» Text extract
A recent pilot study conducted by the National Oceanic and Atmospheric Administration revealed the agency’s own data has inflated much of the country’s recreational saltwater fishing catch by 30 to 40 percent. This is the third time in 13 years that serious issues have been uncovered in NOAA’s recreational fishery data program, according to a new report from the Center for Sportfishing Policy.
The Marine Recreational Information Program is a NOAA program that provides estimates of recreational fishing catches and trips. That federal data—collected using dockside interviews and mail surveys—is used to evaluate and manage state and federal fisheries in the Atlantic, Gulf of Mexico, and Hawaii. In many cases, NOAA’s data has led to restrictions on sport angler harvest of saltwater gamefish—most notably red snapper—along the Gulf and South Atlantic coasts, infuriating anglers and industry professionals who have long suspected the federal data is overcounting.
“For years, MRIP catch estimates have been a source of contention for anglers, state agencies, and other fishery managers that depend on accurate and precise data for decision-making,” reads the CSP report critiquing the NOAA study, which was released in May.

» Work instructions
Copy the passage on NOAA's recreational fishing data starting with "The Marine Recreational" and going on through "released in May.", swapping "red snapper" for "gag grouper".

Dataset rows:
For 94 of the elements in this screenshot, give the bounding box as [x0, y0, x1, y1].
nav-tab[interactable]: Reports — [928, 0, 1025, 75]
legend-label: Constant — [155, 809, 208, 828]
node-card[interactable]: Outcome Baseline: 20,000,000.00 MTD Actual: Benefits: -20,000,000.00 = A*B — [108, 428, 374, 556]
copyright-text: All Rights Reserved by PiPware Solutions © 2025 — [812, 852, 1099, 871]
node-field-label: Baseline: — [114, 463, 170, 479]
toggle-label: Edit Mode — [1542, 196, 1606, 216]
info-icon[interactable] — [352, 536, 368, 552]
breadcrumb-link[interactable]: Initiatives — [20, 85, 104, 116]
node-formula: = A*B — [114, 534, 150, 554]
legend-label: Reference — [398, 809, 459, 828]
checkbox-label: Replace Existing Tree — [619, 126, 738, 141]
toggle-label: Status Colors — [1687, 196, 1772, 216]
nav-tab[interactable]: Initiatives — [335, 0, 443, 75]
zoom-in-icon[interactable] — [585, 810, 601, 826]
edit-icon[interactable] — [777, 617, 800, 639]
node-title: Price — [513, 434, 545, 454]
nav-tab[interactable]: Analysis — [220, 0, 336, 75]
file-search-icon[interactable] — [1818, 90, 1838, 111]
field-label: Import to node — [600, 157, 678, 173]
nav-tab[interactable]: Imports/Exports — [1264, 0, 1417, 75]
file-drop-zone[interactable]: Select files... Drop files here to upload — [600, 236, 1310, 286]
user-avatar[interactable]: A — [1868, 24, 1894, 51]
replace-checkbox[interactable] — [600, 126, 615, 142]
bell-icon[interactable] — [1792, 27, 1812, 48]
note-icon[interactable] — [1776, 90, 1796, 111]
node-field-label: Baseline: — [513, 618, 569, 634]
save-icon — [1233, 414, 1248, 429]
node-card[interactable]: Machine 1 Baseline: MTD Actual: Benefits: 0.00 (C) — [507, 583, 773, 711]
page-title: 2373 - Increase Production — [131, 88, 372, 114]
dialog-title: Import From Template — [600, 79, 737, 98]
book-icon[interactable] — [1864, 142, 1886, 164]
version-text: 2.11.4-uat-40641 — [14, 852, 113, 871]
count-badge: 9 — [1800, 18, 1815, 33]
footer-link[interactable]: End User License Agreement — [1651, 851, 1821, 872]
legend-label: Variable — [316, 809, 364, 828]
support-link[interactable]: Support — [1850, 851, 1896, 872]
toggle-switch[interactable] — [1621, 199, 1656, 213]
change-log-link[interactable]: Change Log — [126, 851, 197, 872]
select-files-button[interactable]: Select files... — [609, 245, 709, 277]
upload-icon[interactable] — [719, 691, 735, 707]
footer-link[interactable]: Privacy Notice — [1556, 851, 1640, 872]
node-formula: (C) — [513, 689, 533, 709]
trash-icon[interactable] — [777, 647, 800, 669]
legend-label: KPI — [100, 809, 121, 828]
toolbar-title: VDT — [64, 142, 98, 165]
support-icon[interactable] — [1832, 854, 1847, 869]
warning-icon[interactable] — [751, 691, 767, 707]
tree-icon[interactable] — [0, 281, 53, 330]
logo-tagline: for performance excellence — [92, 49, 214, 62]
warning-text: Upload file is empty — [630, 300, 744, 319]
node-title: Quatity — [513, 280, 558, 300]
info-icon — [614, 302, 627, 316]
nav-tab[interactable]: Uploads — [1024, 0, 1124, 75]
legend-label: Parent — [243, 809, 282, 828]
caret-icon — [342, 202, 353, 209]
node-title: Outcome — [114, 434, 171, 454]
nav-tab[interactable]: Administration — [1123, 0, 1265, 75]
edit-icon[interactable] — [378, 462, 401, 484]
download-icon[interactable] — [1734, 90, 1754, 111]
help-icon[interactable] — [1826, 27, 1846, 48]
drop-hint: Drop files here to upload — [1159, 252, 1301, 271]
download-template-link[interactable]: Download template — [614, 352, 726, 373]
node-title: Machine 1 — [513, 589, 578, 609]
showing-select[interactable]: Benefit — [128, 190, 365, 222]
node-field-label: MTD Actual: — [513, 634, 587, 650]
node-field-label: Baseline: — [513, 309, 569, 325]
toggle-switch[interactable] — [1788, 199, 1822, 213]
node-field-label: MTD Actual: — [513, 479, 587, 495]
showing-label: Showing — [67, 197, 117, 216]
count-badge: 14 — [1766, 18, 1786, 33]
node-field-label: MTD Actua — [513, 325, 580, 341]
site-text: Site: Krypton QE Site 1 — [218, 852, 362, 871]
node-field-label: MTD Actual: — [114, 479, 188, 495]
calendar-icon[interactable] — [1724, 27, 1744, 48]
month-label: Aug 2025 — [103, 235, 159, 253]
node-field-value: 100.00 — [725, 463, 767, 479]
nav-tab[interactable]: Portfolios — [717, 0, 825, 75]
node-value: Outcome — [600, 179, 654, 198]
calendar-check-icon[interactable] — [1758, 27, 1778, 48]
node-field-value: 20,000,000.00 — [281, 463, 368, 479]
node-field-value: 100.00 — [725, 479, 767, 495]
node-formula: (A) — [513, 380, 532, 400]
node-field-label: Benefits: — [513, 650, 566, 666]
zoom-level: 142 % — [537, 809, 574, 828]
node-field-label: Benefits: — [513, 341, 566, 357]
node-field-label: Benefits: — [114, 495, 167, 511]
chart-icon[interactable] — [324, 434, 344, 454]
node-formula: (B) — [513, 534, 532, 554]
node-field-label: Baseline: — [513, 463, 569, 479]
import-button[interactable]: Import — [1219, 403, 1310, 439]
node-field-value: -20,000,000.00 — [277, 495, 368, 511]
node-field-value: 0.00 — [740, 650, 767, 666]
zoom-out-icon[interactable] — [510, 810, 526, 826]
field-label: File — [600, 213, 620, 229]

» The answer
The Marine Recreational Information Program is a NOAA program that provides estimates of recreational fishing catches and trips. That federal data—collected using dockside interviews and mail surveys—is used to evaluate and manage state and federal fisheries in the Atlantic, Gulf of Mexico, and Hawaii. In many cases, NOAA’s data has led to restrictions on sport angler harvest of saltwater gamefish—most notably gag grouper—along the Gulf and South Atlantic coasts, infuriating anglers and industry professionals who have long suspected the federal data is overcounting.
“For years, MRIP catch estimates have been a source of contention for anglers, state agencies, and other fishery managers that depend on accurate and precise data for decision-making,” reads the CSP report critiquing the NOAA study, which was released in May.